> _DIRECTION_: Find all lines in the records that include the word "Costes", and copy them out.

> _INPUT FOR THIS TASK_:
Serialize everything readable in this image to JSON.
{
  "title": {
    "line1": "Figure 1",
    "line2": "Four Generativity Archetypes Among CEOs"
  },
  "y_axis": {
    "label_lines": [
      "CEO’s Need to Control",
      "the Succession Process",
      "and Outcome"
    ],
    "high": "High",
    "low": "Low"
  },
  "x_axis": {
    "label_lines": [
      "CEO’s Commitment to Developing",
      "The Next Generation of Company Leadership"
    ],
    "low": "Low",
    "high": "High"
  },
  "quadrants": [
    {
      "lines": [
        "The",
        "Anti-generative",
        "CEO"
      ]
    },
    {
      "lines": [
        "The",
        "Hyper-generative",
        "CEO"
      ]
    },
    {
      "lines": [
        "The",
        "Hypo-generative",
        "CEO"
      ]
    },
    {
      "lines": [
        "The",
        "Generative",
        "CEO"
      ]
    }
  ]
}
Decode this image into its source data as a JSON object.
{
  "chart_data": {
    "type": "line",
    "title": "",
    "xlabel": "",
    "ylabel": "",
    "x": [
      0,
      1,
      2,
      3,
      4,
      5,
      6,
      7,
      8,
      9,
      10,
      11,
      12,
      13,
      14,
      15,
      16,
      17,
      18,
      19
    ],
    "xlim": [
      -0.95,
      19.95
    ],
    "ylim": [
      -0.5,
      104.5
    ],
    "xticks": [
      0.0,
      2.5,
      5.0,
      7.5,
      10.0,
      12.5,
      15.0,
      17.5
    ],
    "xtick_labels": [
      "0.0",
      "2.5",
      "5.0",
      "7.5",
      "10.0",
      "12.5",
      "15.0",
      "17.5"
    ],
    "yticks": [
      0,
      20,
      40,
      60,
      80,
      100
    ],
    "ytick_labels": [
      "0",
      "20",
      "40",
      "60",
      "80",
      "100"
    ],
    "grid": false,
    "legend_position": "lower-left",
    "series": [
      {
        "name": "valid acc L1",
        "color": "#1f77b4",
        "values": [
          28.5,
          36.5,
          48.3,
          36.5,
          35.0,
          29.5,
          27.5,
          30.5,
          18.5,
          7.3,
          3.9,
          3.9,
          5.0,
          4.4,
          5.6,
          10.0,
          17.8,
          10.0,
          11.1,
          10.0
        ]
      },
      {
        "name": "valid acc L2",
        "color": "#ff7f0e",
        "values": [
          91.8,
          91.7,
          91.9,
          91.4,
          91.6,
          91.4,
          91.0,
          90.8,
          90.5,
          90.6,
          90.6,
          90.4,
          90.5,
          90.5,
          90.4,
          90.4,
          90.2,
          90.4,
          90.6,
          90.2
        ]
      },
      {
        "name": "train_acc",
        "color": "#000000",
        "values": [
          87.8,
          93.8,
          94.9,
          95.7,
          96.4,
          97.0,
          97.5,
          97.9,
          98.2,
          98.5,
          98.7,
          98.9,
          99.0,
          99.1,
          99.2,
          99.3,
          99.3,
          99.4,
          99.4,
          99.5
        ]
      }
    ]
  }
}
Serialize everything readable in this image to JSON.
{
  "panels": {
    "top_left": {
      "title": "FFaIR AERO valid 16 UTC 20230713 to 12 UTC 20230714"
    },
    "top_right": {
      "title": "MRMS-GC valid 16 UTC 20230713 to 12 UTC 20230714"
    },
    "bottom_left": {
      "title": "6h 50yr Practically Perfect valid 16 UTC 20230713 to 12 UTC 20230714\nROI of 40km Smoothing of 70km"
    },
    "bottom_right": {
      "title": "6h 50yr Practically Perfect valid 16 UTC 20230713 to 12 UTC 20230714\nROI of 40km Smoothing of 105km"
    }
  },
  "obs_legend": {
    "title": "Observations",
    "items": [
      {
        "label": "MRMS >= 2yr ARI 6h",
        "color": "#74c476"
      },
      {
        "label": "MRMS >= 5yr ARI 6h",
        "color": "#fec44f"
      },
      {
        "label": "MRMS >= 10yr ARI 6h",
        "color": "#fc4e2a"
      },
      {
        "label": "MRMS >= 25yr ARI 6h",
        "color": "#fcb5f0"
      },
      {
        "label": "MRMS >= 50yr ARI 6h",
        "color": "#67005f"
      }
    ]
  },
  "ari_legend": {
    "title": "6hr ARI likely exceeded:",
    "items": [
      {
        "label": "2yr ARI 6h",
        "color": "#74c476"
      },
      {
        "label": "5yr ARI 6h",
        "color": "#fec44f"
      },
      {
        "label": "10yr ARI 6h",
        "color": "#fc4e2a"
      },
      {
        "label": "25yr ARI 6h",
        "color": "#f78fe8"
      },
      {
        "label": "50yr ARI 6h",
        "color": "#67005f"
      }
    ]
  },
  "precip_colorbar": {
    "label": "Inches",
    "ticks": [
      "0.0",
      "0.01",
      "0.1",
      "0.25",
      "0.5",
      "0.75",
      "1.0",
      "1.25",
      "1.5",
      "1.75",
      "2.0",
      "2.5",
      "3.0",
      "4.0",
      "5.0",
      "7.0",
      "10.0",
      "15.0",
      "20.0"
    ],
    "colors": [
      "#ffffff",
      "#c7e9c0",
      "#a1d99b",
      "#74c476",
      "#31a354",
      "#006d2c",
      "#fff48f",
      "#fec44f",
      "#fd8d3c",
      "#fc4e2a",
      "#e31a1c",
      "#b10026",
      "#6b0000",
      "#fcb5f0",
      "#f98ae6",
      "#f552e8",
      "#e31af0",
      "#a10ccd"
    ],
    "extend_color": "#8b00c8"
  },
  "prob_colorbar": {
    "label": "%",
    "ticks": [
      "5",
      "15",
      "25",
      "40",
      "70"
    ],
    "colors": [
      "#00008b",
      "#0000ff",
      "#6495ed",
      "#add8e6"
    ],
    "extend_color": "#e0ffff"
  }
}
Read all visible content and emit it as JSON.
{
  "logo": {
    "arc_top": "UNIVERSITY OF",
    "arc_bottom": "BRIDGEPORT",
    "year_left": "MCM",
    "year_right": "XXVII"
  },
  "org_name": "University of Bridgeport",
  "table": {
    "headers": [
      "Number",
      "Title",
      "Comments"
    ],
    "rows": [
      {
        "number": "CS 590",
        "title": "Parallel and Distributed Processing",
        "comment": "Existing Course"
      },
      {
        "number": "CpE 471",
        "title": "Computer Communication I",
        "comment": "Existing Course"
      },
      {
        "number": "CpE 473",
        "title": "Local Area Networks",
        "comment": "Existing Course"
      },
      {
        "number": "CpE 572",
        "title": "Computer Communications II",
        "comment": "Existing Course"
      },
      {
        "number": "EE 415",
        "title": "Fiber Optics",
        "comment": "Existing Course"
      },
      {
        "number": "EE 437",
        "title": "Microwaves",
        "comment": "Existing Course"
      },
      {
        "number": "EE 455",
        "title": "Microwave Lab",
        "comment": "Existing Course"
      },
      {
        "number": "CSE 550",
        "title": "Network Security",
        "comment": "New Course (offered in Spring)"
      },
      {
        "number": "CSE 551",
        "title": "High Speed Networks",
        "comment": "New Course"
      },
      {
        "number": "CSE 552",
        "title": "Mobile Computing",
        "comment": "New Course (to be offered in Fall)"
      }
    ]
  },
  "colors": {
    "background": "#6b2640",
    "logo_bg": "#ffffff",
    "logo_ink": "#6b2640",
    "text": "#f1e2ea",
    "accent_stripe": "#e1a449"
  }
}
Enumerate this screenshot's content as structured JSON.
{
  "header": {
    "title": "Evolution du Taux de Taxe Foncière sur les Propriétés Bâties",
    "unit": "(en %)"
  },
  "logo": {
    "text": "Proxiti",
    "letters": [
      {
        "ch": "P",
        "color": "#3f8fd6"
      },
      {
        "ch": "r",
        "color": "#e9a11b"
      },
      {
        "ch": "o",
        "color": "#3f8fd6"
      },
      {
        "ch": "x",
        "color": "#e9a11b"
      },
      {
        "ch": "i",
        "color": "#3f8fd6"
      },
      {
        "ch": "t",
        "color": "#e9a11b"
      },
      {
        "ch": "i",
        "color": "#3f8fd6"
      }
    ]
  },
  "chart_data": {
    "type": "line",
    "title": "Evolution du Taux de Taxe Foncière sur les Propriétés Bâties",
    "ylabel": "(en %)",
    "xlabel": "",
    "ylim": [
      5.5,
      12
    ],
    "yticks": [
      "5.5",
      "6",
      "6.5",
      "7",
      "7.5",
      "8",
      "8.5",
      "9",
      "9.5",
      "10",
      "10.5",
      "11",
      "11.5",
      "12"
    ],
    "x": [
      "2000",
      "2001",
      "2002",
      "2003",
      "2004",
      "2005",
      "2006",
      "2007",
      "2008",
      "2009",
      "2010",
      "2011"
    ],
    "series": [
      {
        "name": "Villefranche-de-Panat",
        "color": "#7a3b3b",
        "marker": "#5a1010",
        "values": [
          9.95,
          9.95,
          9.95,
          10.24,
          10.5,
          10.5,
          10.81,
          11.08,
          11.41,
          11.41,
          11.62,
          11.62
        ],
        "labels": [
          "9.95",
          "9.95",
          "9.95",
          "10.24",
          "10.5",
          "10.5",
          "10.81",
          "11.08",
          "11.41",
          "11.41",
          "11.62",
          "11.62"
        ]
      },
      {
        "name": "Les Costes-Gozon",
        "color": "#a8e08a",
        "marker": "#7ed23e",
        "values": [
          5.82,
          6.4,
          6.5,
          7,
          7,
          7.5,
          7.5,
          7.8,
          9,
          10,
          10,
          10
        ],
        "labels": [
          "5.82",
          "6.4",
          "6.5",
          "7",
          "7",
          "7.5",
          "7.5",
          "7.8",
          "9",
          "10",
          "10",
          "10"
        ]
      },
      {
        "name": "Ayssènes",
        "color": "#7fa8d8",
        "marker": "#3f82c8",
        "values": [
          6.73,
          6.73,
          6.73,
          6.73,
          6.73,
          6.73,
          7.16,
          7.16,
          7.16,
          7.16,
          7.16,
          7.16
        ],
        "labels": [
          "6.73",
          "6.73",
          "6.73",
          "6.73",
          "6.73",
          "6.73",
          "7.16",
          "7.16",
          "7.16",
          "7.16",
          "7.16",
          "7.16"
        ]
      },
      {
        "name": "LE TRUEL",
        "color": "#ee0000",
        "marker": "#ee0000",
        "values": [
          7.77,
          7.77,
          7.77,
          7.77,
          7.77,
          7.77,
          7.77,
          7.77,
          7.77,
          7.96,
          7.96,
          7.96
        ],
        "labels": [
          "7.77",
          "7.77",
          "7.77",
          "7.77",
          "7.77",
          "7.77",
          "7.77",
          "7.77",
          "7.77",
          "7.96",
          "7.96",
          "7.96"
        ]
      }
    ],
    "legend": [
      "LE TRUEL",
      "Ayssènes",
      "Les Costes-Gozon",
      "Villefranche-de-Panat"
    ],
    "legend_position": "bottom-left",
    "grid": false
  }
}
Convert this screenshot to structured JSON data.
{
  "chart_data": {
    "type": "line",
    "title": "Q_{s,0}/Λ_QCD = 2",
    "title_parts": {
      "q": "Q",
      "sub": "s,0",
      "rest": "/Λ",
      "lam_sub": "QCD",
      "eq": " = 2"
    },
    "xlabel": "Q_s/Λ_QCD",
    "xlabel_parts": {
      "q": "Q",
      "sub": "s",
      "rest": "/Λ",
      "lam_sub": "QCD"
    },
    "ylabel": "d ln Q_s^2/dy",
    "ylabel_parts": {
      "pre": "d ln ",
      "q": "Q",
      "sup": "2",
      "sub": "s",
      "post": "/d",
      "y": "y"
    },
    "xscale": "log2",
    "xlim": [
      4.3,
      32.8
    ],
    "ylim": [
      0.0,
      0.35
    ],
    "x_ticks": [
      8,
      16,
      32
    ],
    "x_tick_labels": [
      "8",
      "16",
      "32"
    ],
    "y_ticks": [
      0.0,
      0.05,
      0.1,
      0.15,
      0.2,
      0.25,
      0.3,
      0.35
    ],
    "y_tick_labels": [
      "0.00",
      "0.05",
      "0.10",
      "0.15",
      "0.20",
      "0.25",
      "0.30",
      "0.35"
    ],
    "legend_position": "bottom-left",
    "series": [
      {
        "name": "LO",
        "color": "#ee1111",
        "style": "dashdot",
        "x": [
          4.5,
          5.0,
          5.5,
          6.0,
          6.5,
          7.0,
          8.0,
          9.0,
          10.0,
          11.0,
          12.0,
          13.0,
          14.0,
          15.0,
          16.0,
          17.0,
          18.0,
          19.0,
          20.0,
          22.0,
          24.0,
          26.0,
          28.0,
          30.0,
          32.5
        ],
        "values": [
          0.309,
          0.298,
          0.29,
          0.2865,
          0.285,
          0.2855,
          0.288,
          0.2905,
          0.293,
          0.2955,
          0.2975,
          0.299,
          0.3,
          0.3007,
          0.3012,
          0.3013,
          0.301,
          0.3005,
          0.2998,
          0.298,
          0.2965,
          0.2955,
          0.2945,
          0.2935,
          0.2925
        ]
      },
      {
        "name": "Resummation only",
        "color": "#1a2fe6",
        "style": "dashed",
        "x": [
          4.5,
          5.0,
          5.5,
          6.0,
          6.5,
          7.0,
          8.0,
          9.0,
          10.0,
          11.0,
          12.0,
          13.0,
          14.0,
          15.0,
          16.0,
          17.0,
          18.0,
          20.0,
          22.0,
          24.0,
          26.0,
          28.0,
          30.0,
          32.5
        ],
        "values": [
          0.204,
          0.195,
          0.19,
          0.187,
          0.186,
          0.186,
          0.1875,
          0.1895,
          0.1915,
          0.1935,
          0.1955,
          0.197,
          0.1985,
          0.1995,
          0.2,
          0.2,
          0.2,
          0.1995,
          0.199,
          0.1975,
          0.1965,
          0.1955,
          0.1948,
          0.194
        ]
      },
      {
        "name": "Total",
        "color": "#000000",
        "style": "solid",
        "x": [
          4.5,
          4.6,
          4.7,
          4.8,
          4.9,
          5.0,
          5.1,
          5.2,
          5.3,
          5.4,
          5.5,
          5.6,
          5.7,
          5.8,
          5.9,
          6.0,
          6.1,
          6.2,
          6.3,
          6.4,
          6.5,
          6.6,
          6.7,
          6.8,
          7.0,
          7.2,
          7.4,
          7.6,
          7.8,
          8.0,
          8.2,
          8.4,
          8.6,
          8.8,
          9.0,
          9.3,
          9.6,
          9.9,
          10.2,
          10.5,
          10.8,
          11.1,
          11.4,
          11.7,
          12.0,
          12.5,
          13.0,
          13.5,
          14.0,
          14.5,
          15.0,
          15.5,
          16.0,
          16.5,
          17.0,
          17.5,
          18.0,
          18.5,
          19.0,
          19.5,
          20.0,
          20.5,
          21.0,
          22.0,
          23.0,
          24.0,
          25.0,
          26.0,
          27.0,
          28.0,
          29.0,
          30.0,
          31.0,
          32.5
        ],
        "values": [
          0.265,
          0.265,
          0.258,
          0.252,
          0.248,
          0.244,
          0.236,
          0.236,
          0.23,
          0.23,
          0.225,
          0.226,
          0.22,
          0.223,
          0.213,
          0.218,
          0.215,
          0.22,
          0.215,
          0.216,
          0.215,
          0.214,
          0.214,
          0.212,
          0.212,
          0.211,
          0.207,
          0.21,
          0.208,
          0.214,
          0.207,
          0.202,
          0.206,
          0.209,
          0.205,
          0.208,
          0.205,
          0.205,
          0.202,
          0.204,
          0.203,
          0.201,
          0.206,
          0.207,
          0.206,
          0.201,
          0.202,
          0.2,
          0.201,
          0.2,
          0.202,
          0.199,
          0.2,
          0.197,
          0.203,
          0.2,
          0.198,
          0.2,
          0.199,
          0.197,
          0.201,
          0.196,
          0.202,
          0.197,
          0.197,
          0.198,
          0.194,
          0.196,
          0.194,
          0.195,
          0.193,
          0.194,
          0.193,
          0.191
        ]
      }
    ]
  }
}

> _TASK RESPONSE_:
        "name": "Les Costes-Gozon",
      "Les Costes-Gozon",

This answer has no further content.